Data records
--- START ---

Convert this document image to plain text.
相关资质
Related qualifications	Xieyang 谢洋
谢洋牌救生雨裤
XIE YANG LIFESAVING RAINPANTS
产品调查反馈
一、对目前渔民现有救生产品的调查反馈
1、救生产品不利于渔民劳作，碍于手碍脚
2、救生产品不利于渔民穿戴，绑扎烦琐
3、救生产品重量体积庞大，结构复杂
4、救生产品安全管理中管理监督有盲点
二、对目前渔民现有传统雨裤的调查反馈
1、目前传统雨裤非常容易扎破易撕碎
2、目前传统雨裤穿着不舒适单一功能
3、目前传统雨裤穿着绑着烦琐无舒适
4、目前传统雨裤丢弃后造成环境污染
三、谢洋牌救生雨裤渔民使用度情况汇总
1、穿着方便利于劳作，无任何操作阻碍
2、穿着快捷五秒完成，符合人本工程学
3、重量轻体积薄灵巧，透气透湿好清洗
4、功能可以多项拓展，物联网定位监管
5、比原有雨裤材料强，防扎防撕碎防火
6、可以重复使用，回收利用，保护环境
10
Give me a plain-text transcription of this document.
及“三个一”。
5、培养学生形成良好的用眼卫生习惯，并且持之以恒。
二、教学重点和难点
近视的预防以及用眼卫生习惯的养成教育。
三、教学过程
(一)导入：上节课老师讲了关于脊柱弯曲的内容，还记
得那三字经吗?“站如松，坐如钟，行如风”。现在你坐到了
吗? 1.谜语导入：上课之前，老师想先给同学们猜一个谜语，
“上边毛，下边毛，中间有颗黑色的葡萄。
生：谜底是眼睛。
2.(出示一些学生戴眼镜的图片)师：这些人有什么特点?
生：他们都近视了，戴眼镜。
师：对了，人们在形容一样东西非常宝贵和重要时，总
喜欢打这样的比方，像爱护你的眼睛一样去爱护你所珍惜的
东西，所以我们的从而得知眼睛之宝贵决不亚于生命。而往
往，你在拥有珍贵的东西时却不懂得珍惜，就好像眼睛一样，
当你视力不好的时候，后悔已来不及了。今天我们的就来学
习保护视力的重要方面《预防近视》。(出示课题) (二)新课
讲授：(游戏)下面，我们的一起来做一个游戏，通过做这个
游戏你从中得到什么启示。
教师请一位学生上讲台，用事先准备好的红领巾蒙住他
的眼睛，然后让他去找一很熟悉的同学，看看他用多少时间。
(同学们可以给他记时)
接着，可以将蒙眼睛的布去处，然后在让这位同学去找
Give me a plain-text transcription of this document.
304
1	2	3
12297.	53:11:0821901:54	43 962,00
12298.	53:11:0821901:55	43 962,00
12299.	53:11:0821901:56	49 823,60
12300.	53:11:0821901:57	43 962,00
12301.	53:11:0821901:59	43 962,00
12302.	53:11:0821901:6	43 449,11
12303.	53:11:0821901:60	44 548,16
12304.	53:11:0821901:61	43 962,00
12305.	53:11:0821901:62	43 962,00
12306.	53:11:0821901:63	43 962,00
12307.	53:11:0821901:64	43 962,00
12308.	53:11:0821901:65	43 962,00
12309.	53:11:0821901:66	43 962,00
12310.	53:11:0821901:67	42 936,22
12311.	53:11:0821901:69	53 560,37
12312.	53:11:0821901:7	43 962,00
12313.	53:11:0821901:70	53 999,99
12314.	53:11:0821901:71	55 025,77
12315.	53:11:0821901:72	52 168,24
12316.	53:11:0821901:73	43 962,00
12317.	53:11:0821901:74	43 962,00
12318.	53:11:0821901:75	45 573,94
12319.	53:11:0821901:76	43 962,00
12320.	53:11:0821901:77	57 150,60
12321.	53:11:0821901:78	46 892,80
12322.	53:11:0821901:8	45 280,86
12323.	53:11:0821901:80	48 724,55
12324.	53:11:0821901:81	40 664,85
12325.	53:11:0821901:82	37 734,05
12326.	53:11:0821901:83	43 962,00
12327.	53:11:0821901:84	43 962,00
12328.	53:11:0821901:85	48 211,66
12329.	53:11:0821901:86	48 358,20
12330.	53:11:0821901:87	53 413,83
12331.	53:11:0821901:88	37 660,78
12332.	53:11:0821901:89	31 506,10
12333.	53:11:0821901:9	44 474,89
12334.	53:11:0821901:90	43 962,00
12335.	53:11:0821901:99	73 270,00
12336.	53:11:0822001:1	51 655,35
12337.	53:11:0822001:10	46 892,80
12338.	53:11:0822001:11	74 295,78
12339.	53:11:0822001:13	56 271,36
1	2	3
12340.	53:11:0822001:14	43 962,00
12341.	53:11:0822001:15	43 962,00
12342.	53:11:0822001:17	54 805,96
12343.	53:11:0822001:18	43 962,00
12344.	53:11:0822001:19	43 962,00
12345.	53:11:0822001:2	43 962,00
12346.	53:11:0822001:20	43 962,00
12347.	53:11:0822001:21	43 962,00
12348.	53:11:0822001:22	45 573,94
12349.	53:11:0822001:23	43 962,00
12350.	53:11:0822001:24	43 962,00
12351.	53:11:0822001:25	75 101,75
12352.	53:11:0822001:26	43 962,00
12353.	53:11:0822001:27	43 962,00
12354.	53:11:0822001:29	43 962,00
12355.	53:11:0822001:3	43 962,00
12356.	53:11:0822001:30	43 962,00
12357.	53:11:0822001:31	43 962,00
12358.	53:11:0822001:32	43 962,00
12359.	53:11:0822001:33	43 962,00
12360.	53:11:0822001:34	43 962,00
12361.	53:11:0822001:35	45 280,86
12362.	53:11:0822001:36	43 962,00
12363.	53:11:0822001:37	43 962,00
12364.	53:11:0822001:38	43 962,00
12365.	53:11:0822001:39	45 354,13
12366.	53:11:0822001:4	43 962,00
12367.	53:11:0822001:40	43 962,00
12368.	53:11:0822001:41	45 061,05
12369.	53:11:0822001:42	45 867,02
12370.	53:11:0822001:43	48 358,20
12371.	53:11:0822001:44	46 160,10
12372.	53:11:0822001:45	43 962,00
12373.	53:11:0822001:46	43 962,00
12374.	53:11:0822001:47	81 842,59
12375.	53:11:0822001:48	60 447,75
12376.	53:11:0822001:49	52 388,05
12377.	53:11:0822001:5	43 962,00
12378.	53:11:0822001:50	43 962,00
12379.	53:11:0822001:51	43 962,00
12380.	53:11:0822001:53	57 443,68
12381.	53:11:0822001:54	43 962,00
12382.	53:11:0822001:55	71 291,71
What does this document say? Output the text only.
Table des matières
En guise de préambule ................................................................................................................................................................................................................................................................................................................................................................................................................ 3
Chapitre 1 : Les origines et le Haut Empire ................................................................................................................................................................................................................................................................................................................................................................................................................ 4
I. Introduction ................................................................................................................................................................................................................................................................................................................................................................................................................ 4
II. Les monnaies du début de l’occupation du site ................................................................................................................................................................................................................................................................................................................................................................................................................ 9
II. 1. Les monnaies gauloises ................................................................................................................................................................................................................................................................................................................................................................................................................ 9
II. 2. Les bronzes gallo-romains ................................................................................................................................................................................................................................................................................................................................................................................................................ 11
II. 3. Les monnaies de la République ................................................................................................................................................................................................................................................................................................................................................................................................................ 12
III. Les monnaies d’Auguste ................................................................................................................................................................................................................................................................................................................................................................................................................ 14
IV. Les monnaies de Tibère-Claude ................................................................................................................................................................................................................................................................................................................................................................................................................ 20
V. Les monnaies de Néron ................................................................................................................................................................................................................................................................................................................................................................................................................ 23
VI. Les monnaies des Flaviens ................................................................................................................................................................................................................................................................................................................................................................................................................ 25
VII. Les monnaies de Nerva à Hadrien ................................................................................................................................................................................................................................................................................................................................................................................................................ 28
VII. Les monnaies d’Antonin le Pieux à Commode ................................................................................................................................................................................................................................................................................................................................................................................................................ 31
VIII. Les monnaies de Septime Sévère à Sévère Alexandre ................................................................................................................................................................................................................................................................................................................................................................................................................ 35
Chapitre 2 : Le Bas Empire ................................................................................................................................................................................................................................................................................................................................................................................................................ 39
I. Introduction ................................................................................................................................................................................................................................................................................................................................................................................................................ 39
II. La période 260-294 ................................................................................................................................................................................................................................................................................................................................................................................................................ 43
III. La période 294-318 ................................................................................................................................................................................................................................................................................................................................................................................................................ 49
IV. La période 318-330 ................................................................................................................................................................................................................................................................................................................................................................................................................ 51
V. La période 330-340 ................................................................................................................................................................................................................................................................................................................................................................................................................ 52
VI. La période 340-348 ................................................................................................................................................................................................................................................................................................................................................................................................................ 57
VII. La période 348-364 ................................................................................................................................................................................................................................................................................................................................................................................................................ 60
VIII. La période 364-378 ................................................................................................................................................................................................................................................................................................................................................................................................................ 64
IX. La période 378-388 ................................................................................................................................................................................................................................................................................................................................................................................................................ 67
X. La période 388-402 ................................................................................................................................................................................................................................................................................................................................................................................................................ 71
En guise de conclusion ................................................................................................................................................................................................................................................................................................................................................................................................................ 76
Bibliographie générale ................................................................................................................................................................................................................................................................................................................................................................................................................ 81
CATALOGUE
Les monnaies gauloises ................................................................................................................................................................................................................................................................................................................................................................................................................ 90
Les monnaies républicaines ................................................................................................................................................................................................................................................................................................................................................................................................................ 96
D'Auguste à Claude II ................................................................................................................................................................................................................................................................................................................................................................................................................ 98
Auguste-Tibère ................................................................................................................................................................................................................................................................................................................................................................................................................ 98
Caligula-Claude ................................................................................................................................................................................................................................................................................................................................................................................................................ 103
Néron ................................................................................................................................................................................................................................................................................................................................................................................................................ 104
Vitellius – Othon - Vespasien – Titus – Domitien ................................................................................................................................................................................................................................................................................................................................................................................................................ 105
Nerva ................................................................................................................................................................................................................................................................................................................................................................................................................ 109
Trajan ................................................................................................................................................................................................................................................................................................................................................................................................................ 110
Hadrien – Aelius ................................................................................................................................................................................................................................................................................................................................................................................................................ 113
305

--- END ---

◆ **Objective**: In the entries above, identify every line with the string "Tibère".

◆ **Answer**:
IV. Les monnaies de Tibère-Claude ................................................................................................................................................................................................................................................................................................................................................................................................................ 20
Auguste-Tibère ................................................................................................................................................................................................................................................................................................................................................................................................................ 98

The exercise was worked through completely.